Requirements:
Render the records from their start through the line containing "The flange 42 is at (238, 172)." as a Markdown table with the columns Row and Record line, numbering each row and omitting blank lines. Leave the pictures out of your answer.

Data provided:
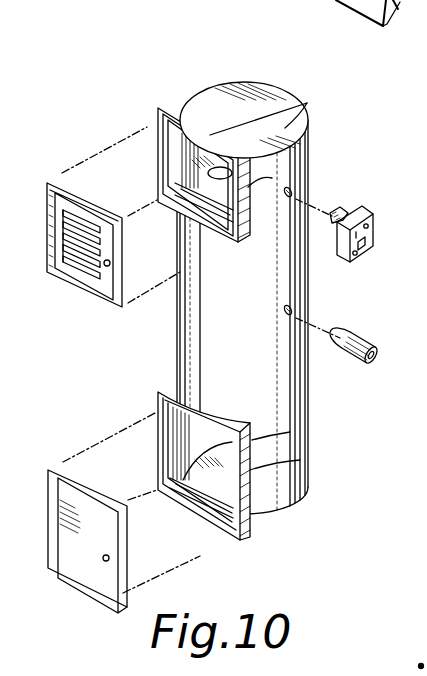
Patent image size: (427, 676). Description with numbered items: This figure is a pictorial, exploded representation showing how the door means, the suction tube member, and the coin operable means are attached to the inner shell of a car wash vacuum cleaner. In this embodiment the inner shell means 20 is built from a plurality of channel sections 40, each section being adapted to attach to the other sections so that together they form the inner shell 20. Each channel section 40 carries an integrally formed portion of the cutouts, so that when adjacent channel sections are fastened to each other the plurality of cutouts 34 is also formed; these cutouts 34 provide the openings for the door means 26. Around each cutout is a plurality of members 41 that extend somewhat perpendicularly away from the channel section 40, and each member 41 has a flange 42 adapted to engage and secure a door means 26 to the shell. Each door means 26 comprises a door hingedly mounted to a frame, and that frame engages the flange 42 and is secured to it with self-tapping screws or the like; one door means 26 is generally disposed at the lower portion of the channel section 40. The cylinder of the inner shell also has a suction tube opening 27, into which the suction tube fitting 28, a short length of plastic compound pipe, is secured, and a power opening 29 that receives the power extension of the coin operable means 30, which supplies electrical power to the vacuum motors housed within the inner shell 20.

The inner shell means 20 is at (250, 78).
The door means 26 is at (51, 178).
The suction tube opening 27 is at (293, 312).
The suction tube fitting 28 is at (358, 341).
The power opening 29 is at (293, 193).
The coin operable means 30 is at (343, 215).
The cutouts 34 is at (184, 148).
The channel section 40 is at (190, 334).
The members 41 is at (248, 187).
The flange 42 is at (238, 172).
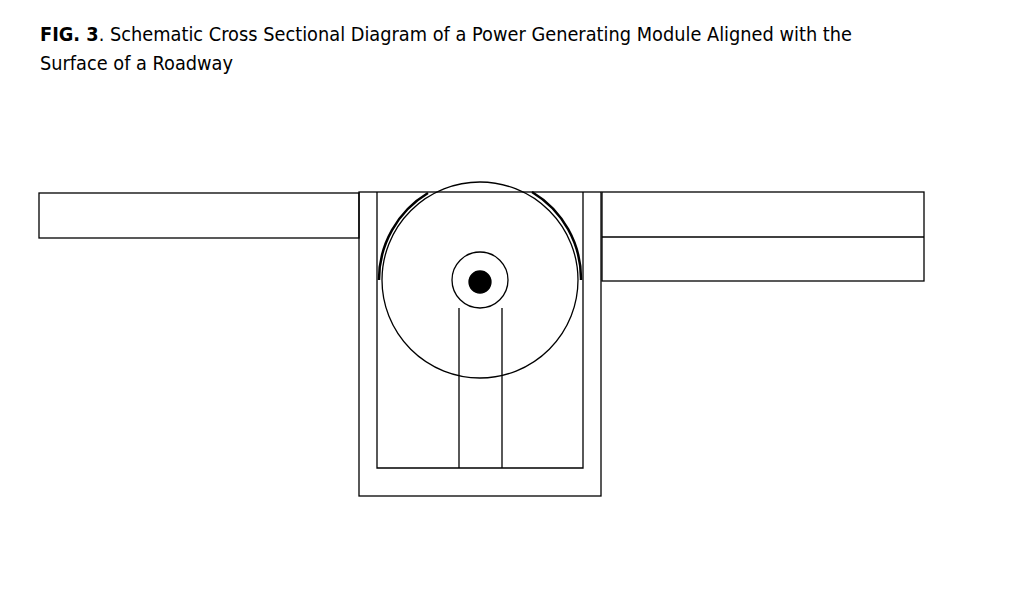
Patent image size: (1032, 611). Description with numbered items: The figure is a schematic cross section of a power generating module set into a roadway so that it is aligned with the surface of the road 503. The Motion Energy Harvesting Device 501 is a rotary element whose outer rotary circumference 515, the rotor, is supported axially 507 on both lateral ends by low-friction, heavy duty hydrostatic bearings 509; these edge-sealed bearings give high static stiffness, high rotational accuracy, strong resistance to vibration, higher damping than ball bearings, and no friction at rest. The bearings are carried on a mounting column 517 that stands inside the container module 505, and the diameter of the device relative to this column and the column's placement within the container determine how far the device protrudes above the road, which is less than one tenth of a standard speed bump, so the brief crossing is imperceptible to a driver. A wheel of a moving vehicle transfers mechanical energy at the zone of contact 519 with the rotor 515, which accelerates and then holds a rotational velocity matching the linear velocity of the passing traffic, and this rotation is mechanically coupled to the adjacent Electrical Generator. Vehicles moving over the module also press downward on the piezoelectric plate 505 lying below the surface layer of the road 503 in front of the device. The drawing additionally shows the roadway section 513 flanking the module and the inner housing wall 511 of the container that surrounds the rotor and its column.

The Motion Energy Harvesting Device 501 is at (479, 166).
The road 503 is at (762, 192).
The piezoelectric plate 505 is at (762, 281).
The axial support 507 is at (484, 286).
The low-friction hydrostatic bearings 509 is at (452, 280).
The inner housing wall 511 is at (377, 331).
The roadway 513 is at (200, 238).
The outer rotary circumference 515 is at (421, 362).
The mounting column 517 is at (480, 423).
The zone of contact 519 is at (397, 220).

Answer to this exercise:
| Row | Record line |
|---|---|
| 1 | Patent image size: (427, 676). Description with numbered items: This figure is a pictorial, exploded representation showing how the door means, the suction tube member, and the coin operable means are attached to the inner shell of a car wash vacuum cleaner. In this embodiment the inner shell means 20 is built from a plurality of channel sections 40, each section being adapted to attach to the other sections so that together they form the inner shell 20. Each channel section 40 carries an integrally formed portion of the cutouts, so that when adjacent channel sections are fastened to each other the plurality of cutouts 34 is also formed; these cutouts 34 provide the openings for the door means 26. Around each cutout is a plurality of members 41 that extend somewhat perpendicularly away from the channel section 40, and each member 41 has a flange 42 adapted to engage and secure a door means 26 to the shell. Each door means 26 comprises a door hingedly mounted to a frame, and that frame engages the flange 42 and is secured to it with self-tapping screws or the like; one door means 26 is generally disposed at the lower portion of the channel section 40. The cylinder of the inner shell also has a suction tube opening 27, into which the suction tube fitting 28, a short length of plastic compound pipe, is secured, and a power opening 29 that receives the power extension of the coin operable means 30, which supplies electrical power to the vacuum motors housed within the inner shell 20. |
| 2 | The inner shell means 20 is at (250, 78). |
| 3 | The door means 26 is at (51, 178). |
| 4 | The suction tube opening 27 is at (293, 312). |
| 5 | The suction tube fitting 28 is at (358, 341). |
| 6 | The power opening 29 is at (293, 193). |
| 7 | The coin operable means 30 is at (343, 215). |
| 8 | The cutouts 34 is at (184, 148). |
| 9 | The channel section 40 is at (190, 334). |
| 10 | The members 41 is at (248, 187). |
| 11 | The flange 42 is at (238, 172). |